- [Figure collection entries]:

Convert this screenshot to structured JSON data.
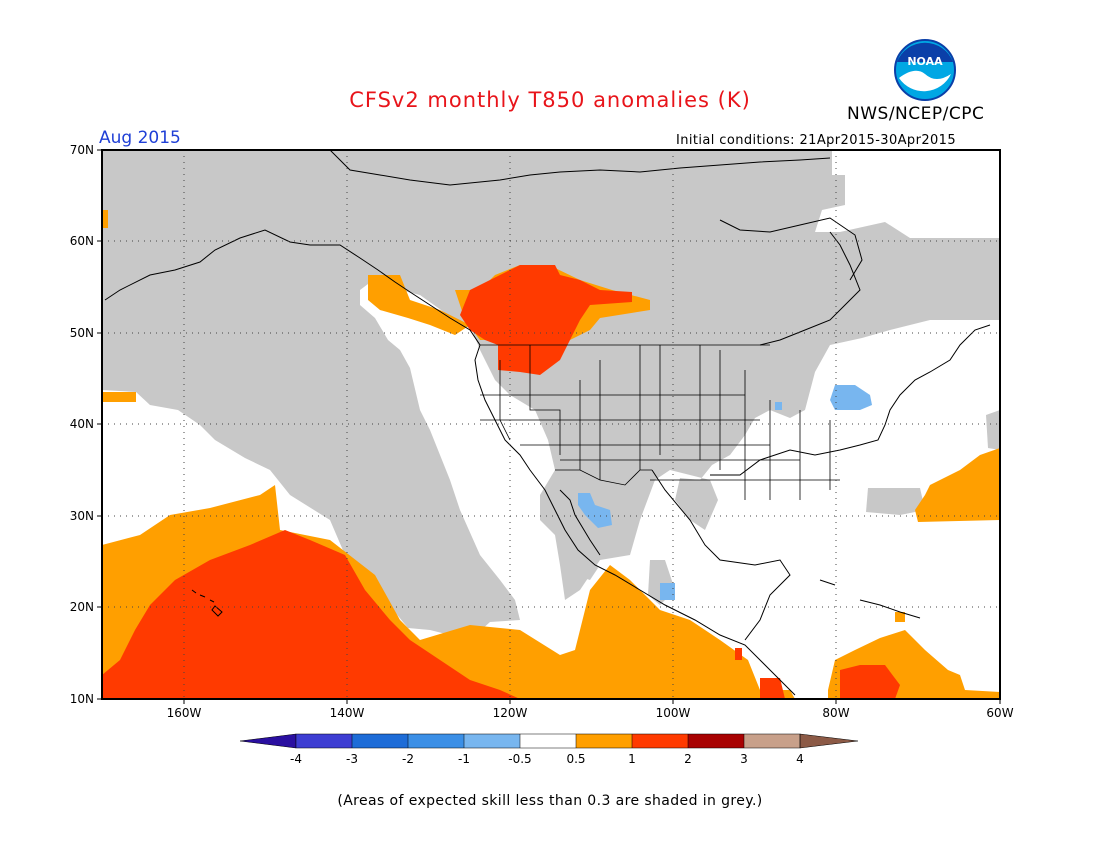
{
  "title": "CFSv2 monthly T850 anomalies (K)",
  "agency": "NWS/NCEP/CPC",
  "logo_text": "NOAA",
  "forecast_month": "Aug 2015",
  "initial_conditions": "Initial conditions: 21Apr2015-30Apr2015",
  "footer_note": "(Areas of expected skill less than 0.3 are shaded in grey.)",
  "map": {
    "lon_range": [
      -170,
      -60
    ],
    "lat_range": [
      10,
      70
    ],
    "lat_labels": [
      "70N",
      "60N",
      "50N",
      "40N",
      "30N",
      "20N",
      "10N"
    ],
    "lon_labels": [
      "160W",
      "140W",
      "120W",
      "100W",
      "80W",
      "60W"
    ]
  },
  "legend": {
    "ticks": [
      "-4",
      "-3",
      "-2",
      "-1",
      "-0.5",
      "0.5",
      "1",
      "2",
      "3",
      "4"
    ],
    "colors": [
      "#2a0fa0",
      "#3d3dd2",
      "#1d6cd7",
      "#3b8fe6",
      "#78b6ef",
      "#ffffff",
      "#ff9f00",
      "#ff3a00",
      "#a80202",
      "#c8a08a",
      "#8c5a46"
    ],
    "low_skill_color": "#c8c8c8"
  }
}
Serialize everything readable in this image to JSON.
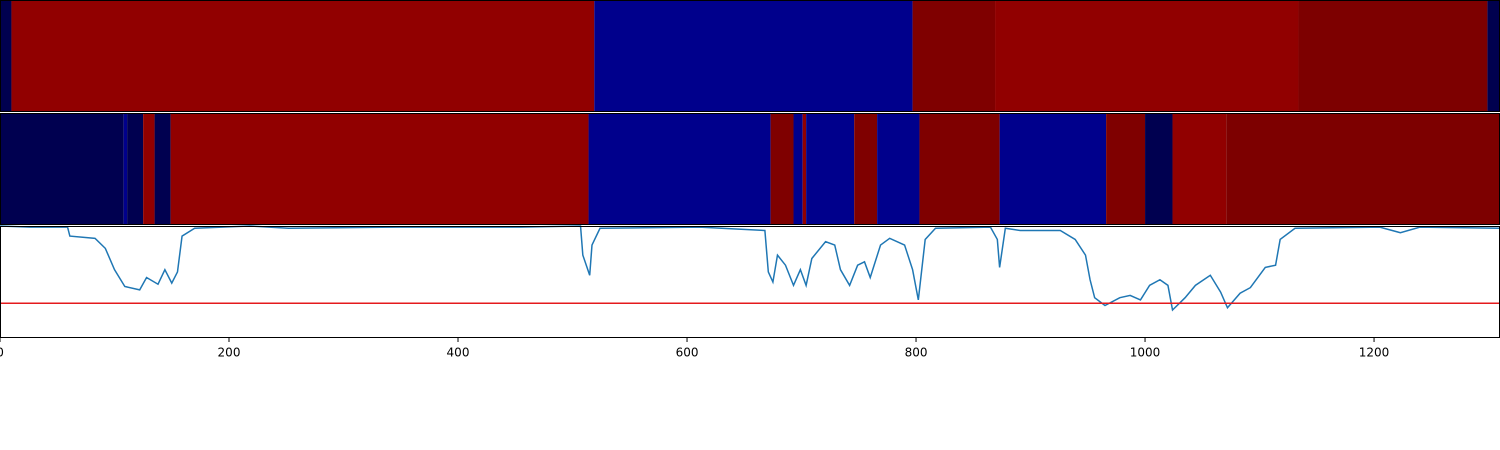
{
  "chart_data": [
    {
      "type": "segments",
      "xlim": [
        0,
        1310
      ],
      "segments": [
        {
          "start": 0,
          "end": 10,
          "color": "#00004f"
        },
        {
          "start": 10,
          "end": 519,
          "color": "#910000"
        },
        {
          "start": 519,
          "end": 797,
          "color": "#00008c"
        },
        {
          "start": 797,
          "end": 869,
          "color": "#7f0000"
        },
        {
          "start": 869,
          "end": 1134,
          "color": "#910000"
        },
        {
          "start": 1134,
          "end": 1299,
          "color": "#7d0000"
        },
        {
          "start": 1299,
          "end": 1310,
          "color": "#00004f"
        }
      ]
    },
    {
      "type": "segments",
      "xlim": [
        0,
        1310
      ],
      "segments": [
        {
          "start": 0,
          "end": 108,
          "color": "#000050"
        },
        {
          "start": 108,
          "end": 111,
          "color": "#00008c"
        },
        {
          "start": 111,
          "end": 125,
          "color": "#000050"
        },
        {
          "start": 125,
          "end": 135,
          "color": "#910000"
        },
        {
          "start": 135,
          "end": 149,
          "color": "#000050"
        },
        {
          "start": 149,
          "end": 514,
          "color": "#910000"
        },
        {
          "start": 514,
          "end": 673,
          "color": "#00008c"
        },
        {
          "start": 673,
          "end": 693,
          "color": "#7f0000"
        },
        {
          "start": 693,
          "end": 701,
          "color": "#00008c"
        },
        {
          "start": 701,
          "end": 704,
          "color": "#910000"
        },
        {
          "start": 704,
          "end": 746,
          "color": "#00008c"
        },
        {
          "start": 746,
          "end": 766,
          "color": "#7f0000"
        },
        {
          "start": 766,
          "end": 803,
          "color": "#00008c"
        },
        {
          "start": 803,
          "end": 873,
          "color": "#7f0000"
        },
        {
          "start": 873,
          "end": 966,
          "color": "#00008c"
        },
        {
          "start": 966,
          "end": 1000,
          "color": "#7f0000"
        },
        {
          "start": 1000,
          "end": 1024,
          "color": "#000050"
        },
        {
          "start": 1024,
          "end": 1071,
          "color": "#910000"
        },
        {
          "start": 1071,
          "end": 1310,
          "color": "#7d0000"
        }
      ]
    },
    {
      "type": "line",
      "xlim": [
        0,
        1310
      ],
      "ylim": [
        0,
        1
      ],
      "xticks": [
        0,
        200,
        400,
        600,
        800,
        1000,
        1200
      ],
      "color": "#1f77b4",
      "threshold": {
        "value": 0.31,
        "color": "#e41a1c"
      },
      "x": [
        0,
        26,
        59,
        61,
        83,
        92,
        100,
        109,
        122,
        128,
        138,
        144,
        150,
        155,
        159,
        170,
        218,
        252,
        349,
        454,
        507,
        509,
        515,
        517,
        524,
        611,
        668,
        671,
        675,
        679,
        686,
        693,
        699,
        704,
        709,
        721,
        729,
        734,
        742,
        749,
        755,
        760,
        769,
        777,
        790,
        797,
        802,
        808,
        817,
        865,
        871,
        873,
        878,
        891,
        926,
        939,
        948,
        952,
        956,
        965,
        978,
        987,
        996,
        1004,
        1013,
        1020,
        1024,
        1035,
        1044,
        1057,
        1066,
        1072,
        1083,
        1092,
        1105,
        1114,
        1118,
        1131,
        1205,
        1223,
        1240,
        1310
      ],
      "values": [
        1.0,
        0.99,
        0.99,
        0.91,
        0.89,
        0.8,
        0.61,
        0.46,
        0.43,
        0.54,
        0.48,
        0.61,
        0.49,
        0.59,
        0.91,
        0.98,
        1.0,
        0.98,
        0.99,
        0.99,
        1.0,
        0.74,
        0.56,
        0.83,
        0.98,
        0.99,
        0.96,
        0.59,
        0.5,
        0.74,
        0.65,
        0.47,
        0.61,
        0.47,
        0.71,
        0.86,
        0.83,
        0.61,
        0.47,
        0.65,
        0.68,
        0.54,
        0.83,
        0.89,
        0.83,
        0.61,
        0.34,
        0.88,
        0.98,
        0.99,
        0.88,
        0.63,
        0.98,
        0.96,
        0.96,
        0.88,
        0.74,
        0.52,
        0.36,
        0.29,
        0.36,
        0.38,
        0.34,
        0.47,
        0.52,
        0.47,
        0.25,
        0.36,
        0.47,
        0.56,
        0.41,
        0.27,
        0.4,
        0.45,
        0.63,
        0.65,
        0.88,
        0.98,
        0.99,
        0.94,
        0.99,
        0.98
      ]
    }
  ]
}
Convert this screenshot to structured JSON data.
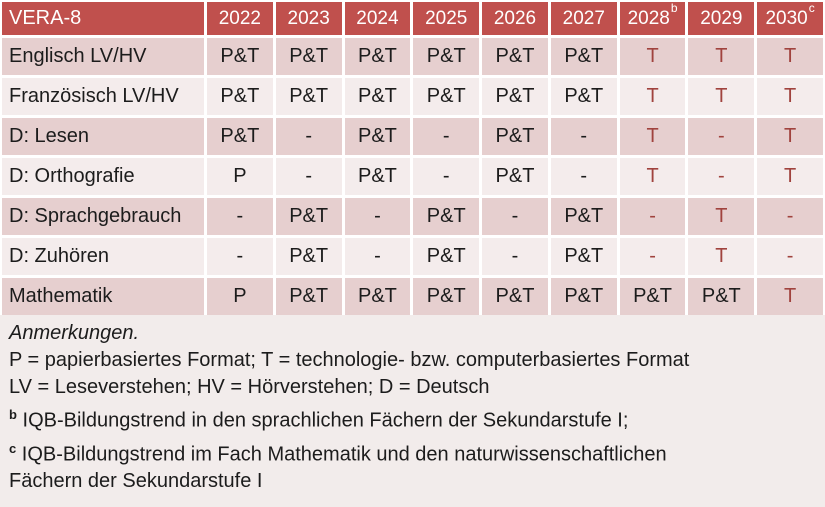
{
  "colors": {
    "header_bg": "#C0504D",
    "header_text": "#FFFFFF",
    "row_band_dark": "#E6CFCF",
    "row_band_light": "#F4ECEC",
    "notes_bg": "#F2ECEB",
    "tech_red_text": "#A0433E",
    "body_text": "#1C1C1C"
  },
  "table": {
    "title": "VERA-8",
    "columns": [
      {
        "label": "2022",
        "sup": ""
      },
      {
        "label": "2023",
        "sup": ""
      },
      {
        "label": "2024",
        "sup": ""
      },
      {
        "label": "2025",
        "sup": ""
      },
      {
        "label": "2026",
        "sup": ""
      },
      {
        "label": "2027",
        "sup": ""
      },
      {
        "label": "2028",
        "sup": "b"
      },
      {
        "label": "2029",
        "sup": ""
      },
      {
        "label": "2030",
        "sup": "c"
      }
    ],
    "rows": [
      {
        "label": "Englisch LV/HV",
        "values": [
          "P&T",
          "P&T",
          "P&T",
          "P&T",
          "P&T",
          "P&T",
          "T",
          "T",
          "T"
        ],
        "red_flags": [
          false,
          false,
          false,
          false,
          false,
          false,
          true,
          true,
          true
        ]
      },
      {
        "label": "Französisch LV/HV",
        "values": [
          "P&T",
          "P&T",
          "P&T",
          "P&T",
          "P&T",
          "P&T",
          "T",
          "T",
          "T"
        ],
        "red_flags": [
          false,
          false,
          false,
          false,
          false,
          false,
          true,
          true,
          true
        ]
      },
      {
        "label": "D: Lesen",
        "values": [
          "P&T",
          "-",
          "P&T",
          "-",
          "P&T",
          "-",
          "T",
          "-",
          "T"
        ],
        "red_flags": [
          false,
          false,
          false,
          false,
          false,
          false,
          true,
          true,
          true
        ]
      },
      {
        "label": "D: Orthografie",
        "values": [
          "P",
          "-",
          "P&T",
          "-",
          "P&T",
          "-",
          "T",
          "-",
          "T"
        ],
        "red_flags": [
          false,
          false,
          false,
          false,
          false,
          false,
          true,
          true,
          true
        ]
      },
      {
        "label": "D: Sprachgebrauch",
        "values": [
          "-",
          "P&T",
          "-",
          "P&T",
          "-",
          "P&T",
          "-",
          "T",
          "-"
        ],
        "red_flags": [
          false,
          false,
          false,
          false,
          false,
          false,
          true,
          true,
          true
        ]
      },
      {
        "label": "D: Zuhören",
        "values": [
          "-",
          "P&T",
          "-",
          "P&T",
          "-",
          "P&T",
          "-",
          "T",
          "-"
        ],
        "red_flags": [
          false,
          false,
          false,
          false,
          false,
          false,
          true,
          true,
          true
        ]
      },
      {
        "label": "Mathematik",
        "values": [
          "P",
          "P&T",
          "P&T",
          "P&T",
          "P&T",
          "P&T",
          "P&T",
          "P&T",
          "T"
        ],
        "red_flags": [
          false,
          false,
          false,
          false,
          false,
          false,
          false,
          false,
          true
        ]
      }
    ]
  },
  "notes": {
    "heading": "Anmerkungen.",
    "lines": [
      {
        "marker": "",
        "text": "P = papierbasiertes Format; T = technologie- bzw. computerbasiertes Format"
      },
      {
        "marker": "",
        "text": "LV = Leseverstehen; HV = Hörverstehen; D = Deutsch"
      },
      {
        "marker": "b",
        "text": "IQB-Bildungstrend in den sprachlichen Fächern der Sekundarstufe I;"
      },
      {
        "marker": "c",
        "text": "IQB-Bildungstrend im Fach Mathematik und den naturwissenschaftlichen"
      },
      {
        "marker": "",
        "text": "Fächern der Sekundarstufe I"
      }
    ]
  }
}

- [What the task asks]: Pick out each line containing the string "title" and copy it.

- [Result]:
  "title": "CFSv2 monthly T850 anomalies (K)",
    "title": "VERA-8",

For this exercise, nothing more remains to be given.